▶ _WHAT YOU NEED TO DO_
Repeat every line exactly, keeping the pictures out of the copy.

(Figure record extracts)
_ _ _ _

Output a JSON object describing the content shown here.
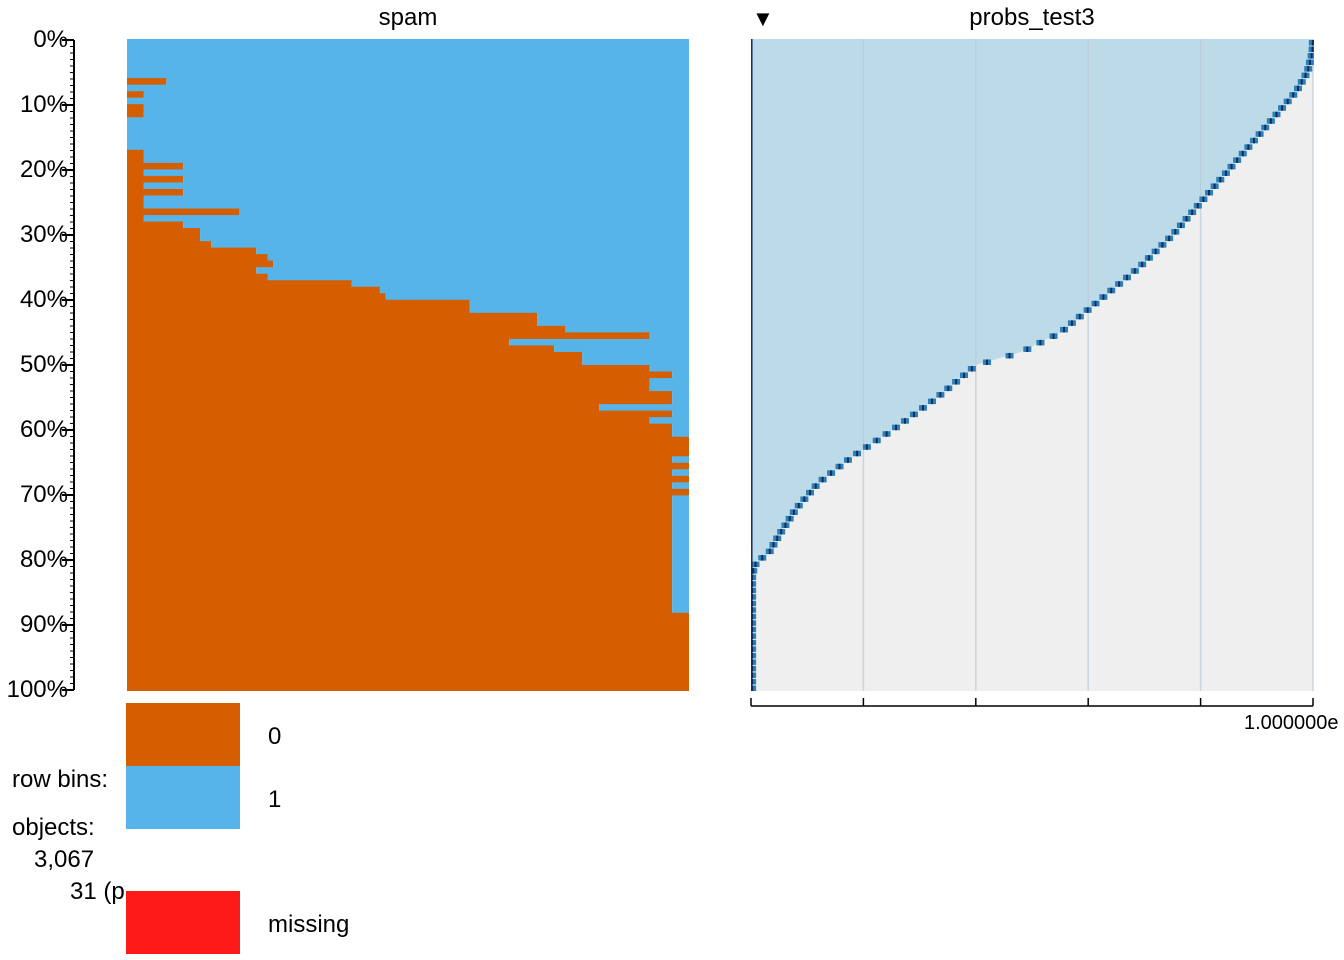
{
  "chart_data": {
    "type": "tableplot",
    "columns": [
      {
        "name": "spam",
        "type": "categorical",
        "categories": [
          "0",
          "1"
        ],
        "bins_fraction_0_top_down": [
          0,
          0,
          0,
          0,
          0,
          0,
          0.07,
          0,
          0.03,
          0,
          0.03,
          0.03,
          0,
          0,
          0,
          0,
          0,
          0.03,
          0.03,
          0.1,
          0.03,
          0.1,
          0.03,
          0.1,
          0.03,
          0.03,
          0.2,
          0.03,
          0.1,
          0.13,
          0.13,
          0.15,
          0.23,
          0.25,
          0.26,
          0.23,
          0.25,
          0.4,
          0.45,
          0.46,
          0.61,
          0.61,
          0.73,
          0.73,
          0.78,
          0.93,
          0.68,
          0.76,
          0.81,
          0.81,
          0.93,
          0.97,
          0.93,
          0.93,
          0.97,
          0.97,
          0.84,
          0.97,
          0.93,
          0.97,
          0.97,
          1,
          1,
          1,
          0.97,
          1,
          0.97,
          1,
          0.97,
          1,
          0.97,
          0.97,
          0.97,
          0.97,
          0.97,
          0.97,
          0.97,
          0.97,
          0.97,
          0.97,
          0.97,
          0.97,
          0.97,
          0.97,
          0.97,
          0.97,
          0.97,
          0.97,
          1,
          1,
          1,
          1,
          1,
          1,
          1,
          1,
          1,
          1,
          1,
          1
        ],
        "colors": {
          "0": "#D55E00",
          "1": "#56B4E9",
          "missing": "#FF1A1A"
        }
      },
      {
        "name": "probs_test3",
        "type": "numeric",
        "sort": "descending",
        "quantile_positions": [
          0,
          0.02,
          0.05,
          0.08,
          0.11,
          0.15,
          0.2,
          0.25,
          0.3,
          0.35,
          0.4,
          0.45,
          0.48,
          0.5,
          0.55,
          0.6,
          0.64,
          0.68,
          0.72,
          0.76,
          0.79,
          0.8,
          0.82
        ],
        "quantile_means": [
          1,
          0.999,
          0.99,
          0.97,
          0.94,
          0.9,
          0.85,
          0.8,
          0.75,
          0.69,
          0.62,
          0.55,
          0.48,
          0.4,
          0.33,
          0.25,
          0.18,
          0.12,
          0.08,
          0.05,
          0.03,
          0.01,
          0.002
        ],
        "bar_domain_fraction": [
          0,
          1
        ],
        "x_tick_label": "1.000000e",
        "x_tick_count": 6,
        "colors": {
          "area": "#BDDAE9",
          "rest": "#EFEFEF",
          "line": "#0B2D5C",
          "marker": "#2C7FB8"
        }
      }
    ],
    "y_axis": {
      "tick_labels": [
        "0%",
        "10%",
        "20%",
        "30%",
        "40%",
        "50%",
        "60%",
        "70%",
        "80%",
        "90%",
        "100%"
      ]
    },
    "sort_indicator": "▼"
  },
  "side": {
    "row_bins_label": "row bins:",
    "objects_label": "objects:",
    "objects_value": "3,067",
    "bins_value": "31 (p"
  },
  "legend": {
    "items": [
      {
        "label": "0",
        "color": "#D55E00"
      },
      {
        "label": "1",
        "color": "#56B4E9"
      }
    ],
    "missing_label": "missing",
    "missing_color": "#FF1A1A"
  }
}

_ _ _ _

▶ _RESPONSE BELOW_
Output a JSON object describing the content shown here.
{
  "chart_data": {
    "type": "tableplot",
    "columns": [
      {
        "name": "spam",
        "type": "categorical",
        "categories": [
          "0",
          "1"
        ],
        "bins_fraction_0_top_down": [
          0,
          0,
          0,
          0,
          0,
          0,
          0.07,
          0,
          0.03,
          0,
          0.03,
          0.03,
          0,
          0,
          0,
          0,
          0,
          0.03,
          0.03,
          0.1,
          0.03,
          0.1,
          0.03,
          0.1,
          0.03,
          0.03,
          0.2,
          0.03,
          0.1,
          0.13,
          0.13,
          0.15,
          0.23,
          0.25,
          0.26,
          0.23,
          0.25,
          0.4,
          0.45,
          0.46,
          0.61,
          0.61,
          0.73,
          0.73,
          0.78,
          0.93,
          0.68,
          0.76,
          0.81,
          0.81,
          0.93,
          0.97,
          0.93,
          0.93,
          0.97,
          0.97,
          0.84,
          0.97,
          0.93,
          0.97,
          0.97,
          1,
          1,
          1,
          0.97,
          1,
          0.97,
          1,
          0.97,
          1,
          0.97,
          0.97,
          0.97,
          0.97,
          0.97,
          0.97,
          0.97,
          0.97,
          0.97,
          0.97,
          0.97,
          0.97,
          0.97,
          0.97,
          0.97,
          0.97,
          0.97,
          0.97,
          1,
          1,
          1,
          1,
          1,
          1,
          1,
          1,
          1,
          1,
          1,
          1
        ],
        "colors": {
          "0": "#D55E00",
          "1": "#56B4E9",
          "missing": "#FF1A1A"
        }
      },
      {
        "name": "probs_test3",
        "type": "numeric",
        "sort": "descending",
        "quantile_positions": [
          0,
          0.02,
          0.05,
          0.08,
          0.11,
          0.15,
          0.2,
          0.25,
          0.3,
          0.35,
          0.4,
          0.45,
          0.48,
          0.5,
          0.55,
          0.6,
          0.64,
          0.68,
          0.72,
          0.76,
          0.79,
          0.8,
          0.82
        ],
        "quantile_means": [
          1,
          0.999,
          0.99,
          0.97,
          0.94,
          0.9,
          0.85,
          0.8,
          0.75,
          0.69,
          0.62,
          0.55,
          0.48,
          0.4,
          0.33,
          0.25,
          0.18,
          0.12,
          0.08,
          0.05,
          0.03,
          0.01,
          0.002
        ],
        "bar_domain_fraction": [
          0,
          1
        ],
        "x_tick_label": "1.000000e",
        "x_tick_count": 6,
        "colors": {
          "area": "#BDDAE9",
          "rest": "#EFEFEF",
          "line": "#0B2D5C",
          "marker": "#2C7FB8"
        }
      }
    ],
    "y_axis": {
      "tick_labels": [
        "0%",
        "10%",
        "20%",
        "30%",
        "40%",
        "50%",
        "60%",
        "70%",
        "80%",
        "90%",
        "100%"
      ]
    },
    "sort_indicator": "▼"
  },
  "side": {
    "row_bins_label": "row bins:",
    "objects_label": "objects:",
    "objects_value": "3,067",
    "bins_value": "31 (p"
  },
  "legend": {
    "items": [
      {
        "label": "0",
        "color": "#D55E00"
      },
      {
        "label": "1",
        "color": "#56B4E9"
      }
    ],
    "missing_label": "missing",
    "missing_color": "#FF1A1A"
  }
}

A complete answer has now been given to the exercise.